[Start INPUT DATA]
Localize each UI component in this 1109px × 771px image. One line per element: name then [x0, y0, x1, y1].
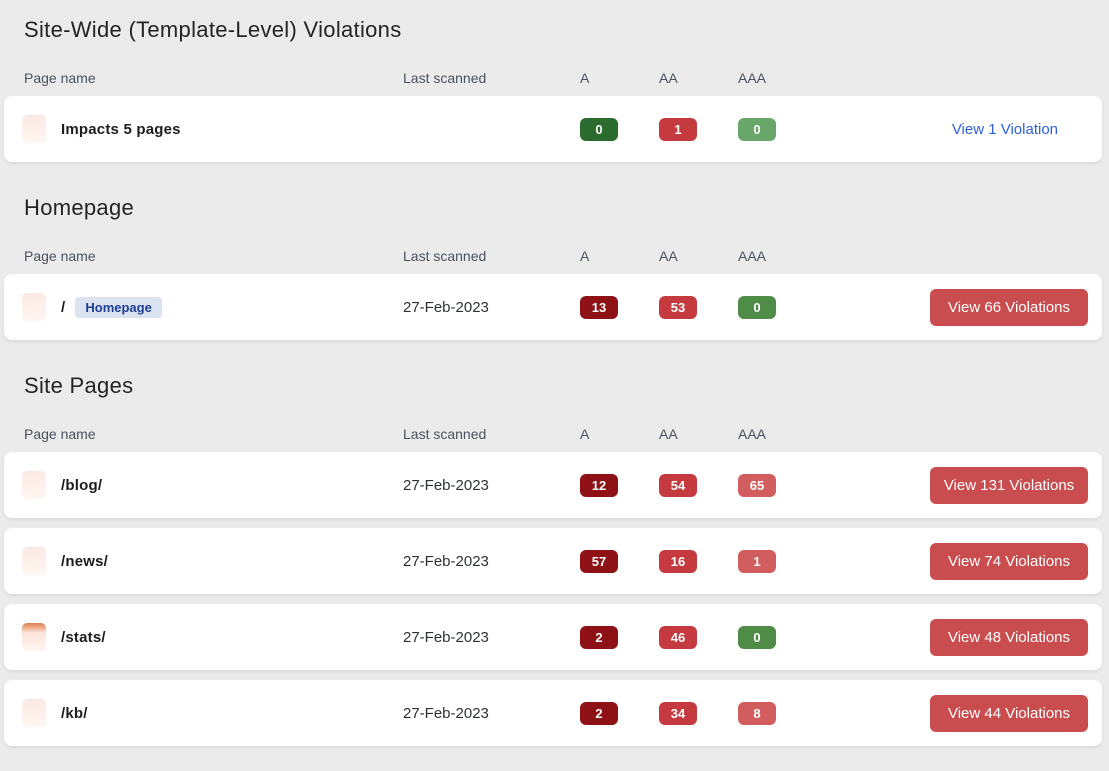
column-header-aaa: AAA — [738, 248, 817, 264]
last-scanned-value: 27-Feb-2023 — [403, 477, 580, 494]
page-thumbnail — [22, 699, 46, 727]
table-row: /news/ 27-Feb-2023 57 16 1 View 74 Viola… — [4, 528, 1102, 594]
last-scanned-value: 27-Feb-2023 — [403, 705, 580, 722]
view-violations-button[interactable]: View 74 Violations — [930, 543, 1088, 580]
page-thumbnail — [22, 471, 46, 499]
page-thumbnail — [22, 547, 46, 575]
table-row: /stats/ 27-Feb-2023 2 46 0 View 48 Viola… — [4, 604, 1102, 670]
section-site-wide: Site-Wide (Template-Level) Violations Pa… — [0, 16, 1109, 162]
column-header-aa: AA — [659, 248, 738, 264]
column-header-last-scanned: Last scanned — [403, 248, 580, 264]
column-header-a: A — [580, 248, 659, 264]
page-name-label: / — [61, 299, 65, 316]
homepage-tag: Homepage — [75, 297, 161, 318]
a-badge: 0 — [580, 118, 618, 141]
aa-badge: 53 — [659, 296, 697, 319]
a-badge: 57 — [580, 550, 618, 573]
page-name-label: /news/ — [61, 553, 108, 570]
column-header-aaa: AAA — [738, 70, 817, 86]
column-header-page-name: Page name — [4, 248, 403, 264]
aa-badge: 34 — [659, 702, 697, 725]
page-name-label: Impacts 5 pages — [61, 121, 181, 138]
section-homepage: Homepage Page name Last scanned A AA AAA… — [0, 194, 1109, 340]
aa-badge: 54 — [659, 474, 697, 497]
table-row: /kb/ 27-Feb-2023 2 34 8 View 44 Violatio… — [4, 680, 1102, 746]
section-title: Homepage — [24, 194, 1109, 222]
section-title: Site Pages — [24, 372, 1109, 400]
column-header-last-scanned: Last scanned — [403, 70, 580, 86]
column-header-page-name: Page name — [4, 70, 403, 86]
table-row: Impacts 5 pages 0 1 0 View 1 Violation — [4, 96, 1102, 162]
view-violations-button[interactable]: View 48 Violations — [930, 619, 1088, 656]
section-site-pages: Site Pages Page name Last scanned A AA A… — [0, 372, 1109, 746]
table-row: / Homepage 27-Feb-2023 13 53 0 View 66 V… — [4, 274, 1102, 340]
page-name-label: /stats/ — [61, 629, 106, 646]
aa-badge: 1 — [659, 118, 697, 141]
aaa-badge: 65 — [738, 474, 776, 497]
column-header-last-scanned: Last scanned — [403, 426, 580, 442]
page-name-label: /kb/ — [61, 705, 88, 722]
page-thumbnail — [22, 293, 46, 321]
column-header-a: A — [580, 426, 659, 442]
view-violation-link[interactable]: View 1 Violation — [952, 121, 1058, 138]
page-thumbnail — [22, 623, 46, 651]
table-row: /blog/ 27-Feb-2023 12 54 65 View 131 Vio… — [4, 452, 1102, 518]
a-badge: 2 — [580, 702, 618, 725]
column-header-aaa: AAA — [738, 426, 817, 442]
violations-report: Site-Wide (Template-Level) Violations Pa… — [0, 0, 1109, 746]
aaa-badge: 8 — [738, 702, 776, 725]
a-badge: 12 — [580, 474, 618, 497]
view-violations-button[interactable]: View 131 Violations — [930, 467, 1088, 504]
view-violations-button[interactable]: View 44 Violations — [930, 695, 1088, 732]
column-header-aa: AA — [659, 426, 738, 442]
aaa-badge: 0 — [738, 296, 776, 319]
last-scanned-value: 27-Feb-2023 — [403, 629, 580, 646]
last-scanned-value: 27-Feb-2023 — [403, 553, 580, 570]
aa-badge: 46 — [659, 626, 697, 649]
last-scanned-value: 27-Feb-2023 — [403, 299, 580, 316]
column-header-a: A — [580, 70, 659, 86]
aa-badge: 16 — [659, 550, 697, 573]
aaa-badge: 1 — [738, 550, 776, 573]
aaa-badge: 0 — [738, 118, 776, 141]
page-thumbnail — [22, 115, 46, 143]
column-headers: Page name Last scanned A AA AAA — [4, 68, 1102, 88]
aaa-badge: 0 — [738, 626, 776, 649]
column-headers: Page name Last scanned A AA AAA — [4, 246, 1102, 266]
column-header-aa: AA — [659, 70, 738, 86]
view-violations-button[interactable]: View 66 Violations — [930, 289, 1088, 326]
a-badge: 13 — [580, 296, 618, 319]
section-title: Site-Wide (Template-Level) Violations — [24, 16, 1109, 44]
column-header-page-name: Page name — [4, 426, 403, 442]
a-badge: 2 — [580, 626, 618, 649]
page-name-label: /blog/ — [61, 477, 102, 494]
column-headers: Page name Last scanned A AA AAA — [4, 424, 1102, 444]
[End INPUT DATA]
### INSTRUCTIONS FOR THE TASK
Could you update all the rows above by changing every "27-Feb-2023" to "28-Feb-2023" and leaving everything else as it is? Omit the pictures from your answer.

### THE COMPLETED TASK
Localize each UI component in this 1109px × 771px image. One line per element: name then [x0, y0, x1, y1].
column-header-aaa: AAA — [738, 248, 817, 264]
last-scanned-value: 28-Feb-2023 — [403, 477, 580, 494]
page-thumbnail — [22, 699, 46, 727]
table-row: /news/ 28-Feb-2023 57 16 1 View 74 Viola… — [4, 528, 1102, 594]
last-scanned-value: 28-Feb-2023 — [403, 705, 580, 722]
view-violations-button[interactable]: View 74 Violations — [930, 543, 1088, 580]
page-thumbnail — [22, 471, 46, 499]
page-thumbnail — [22, 547, 46, 575]
table-row: /stats/ 28-Feb-2023 2 46 0 View 48 Viola… — [4, 604, 1102, 670]
section-site-wide: Site-Wide (Template-Level) Violations Pa… — [0, 16, 1109, 162]
column-header-aa: AA — [659, 248, 738, 264]
column-header-last-scanned: Last scanned — [403, 248, 580, 264]
column-header-a: A — [580, 248, 659, 264]
page-name-label: / — [61, 299, 65, 316]
homepage-tag: Homepage — [75, 297, 161, 318]
a-badge: 0 — [580, 118, 618, 141]
aa-badge: 53 — [659, 296, 697, 319]
a-badge: 57 — [580, 550, 618, 573]
page-name-label: /news/ — [61, 553, 108, 570]
column-header-aaa: AAA — [738, 70, 817, 86]
column-header-page-name: Page name — [4, 248, 403, 264]
aa-badge: 34 — [659, 702, 697, 725]
page-name-label: Impacts 5 pages — [61, 121, 181, 138]
section-homepage: Homepage Page name Last scanned A AA AAA… — [0, 194, 1109, 340]
aa-badge: 54 — [659, 474, 697, 497]
table-row: /kb/ 28-Feb-2023 2 34 8 View 44 Violatio… — [4, 680, 1102, 746]
section-title: Homepage — [24, 194, 1109, 222]
section-title: Site Pages — [24, 372, 1109, 400]
column-header-last-scanned: Last scanned — [403, 70, 580, 86]
column-header-page-name: Page name — [4, 70, 403, 86]
table-row: Impacts 5 pages 0 1 0 View 1 Violation — [4, 96, 1102, 162]
view-violations-button[interactable]: View 48 Violations — [930, 619, 1088, 656]
section-site-pages: Site Pages Page name Last scanned A AA A… — [0, 372, 1109, 746]
table-row: / Homepage 28-Feb-2023 13 53 0 View 66 V… — [4, 274, 1102, 340]
page-name-label: /stats/ — [61, 629, 106, 646]
aa-badge: 1 — [659, 118, 697, 141]
aaa-badge: 65 — [738, 474, 776, 497]
column-header-last-scanned: Last scanned — [403, 426, 580, 442]
page-name-label: /kb/ — [61, 705, 88, 722]
page-thumbnail — [22, 293, 46, 321]
column-header-a: A — [580, 426, 659, 442]
view-violation-link[interactable]: View 1 Violation — [952, 121, 1058, 138]
page-thumbnail — [22, 623, 46, 651]
table-row: /blog/ 28-Feb-2023 12 54 65 View 131 Vio… — [4, 452, 1102, 518]
a-badge: 2 — [580, 702, 618, 725]
column-header-aaa: AAA — [738, 426, 817, 442]
violations-report: Site-Wide (Template-Level) Violations Pa… — [0, 0, 1109, 746]
aaa-badge: 8 — [738, 702, 776, 725]
a-badge: 12 — [580, 474, 618, 497]
view-violations-button[interactable]: View 131 Violations — [930, 467, 1088, 504]
view-violations-button[interactable]: View 44 Violations — [930, 695, 1088, 732]
column-header-aa: AA — [659, 426, 738, 442]
aaa-badge: 0 — [738, 296, 776, 319]
last-scanned-value: 28-Feb-2023 — [403, 629, 580, 646]
last-scanned-value: 28-Feb-2023 — [403, 553, 580, 570]
aa-badge: 46 — [659, 626, 697, 649]
last-scanned-value: 28-Feb-2023 — [403, 299, 580, 316]
column-header-a: A — [580, 70, 659, 86]
aa-badge: 16 — [659, 550, 697, 573]
aaa-badge: 1 — [738, 550, 776, 573]
aaa-badge: 0 — [738, 118, 776, 141]
page-thumbnail — [22, 115, 46, 143]
column-headers: Page name Last scanned A AA AAA — [4, 68, 1102, 88]
aaa-badge: 0 — [738, 626, 776, 649]
column-headers: Page name Last scanned A AA AAA — [4, 246, 1102, 266]
column-header-aa: AA — [659, 70, 738, 86]
view-violations-button[interactable]: View 66 Violations — [930, 289, 1088, 326]
a-badge: 13 — [580, 296, 618, 319]
section-title: Site-Wide (Template-Level) Violations — [24, 16, 1109, 44]
column-header-page-name: Page name — [4, 426, 403, 442]
a-badge: 2 — [580, 626, 618, 649]
page-name-label: /blog/ — [61, 477, 102, 494]
column-headers: Page name Last scanned A AA AAA — [4, 424, 1102, 444]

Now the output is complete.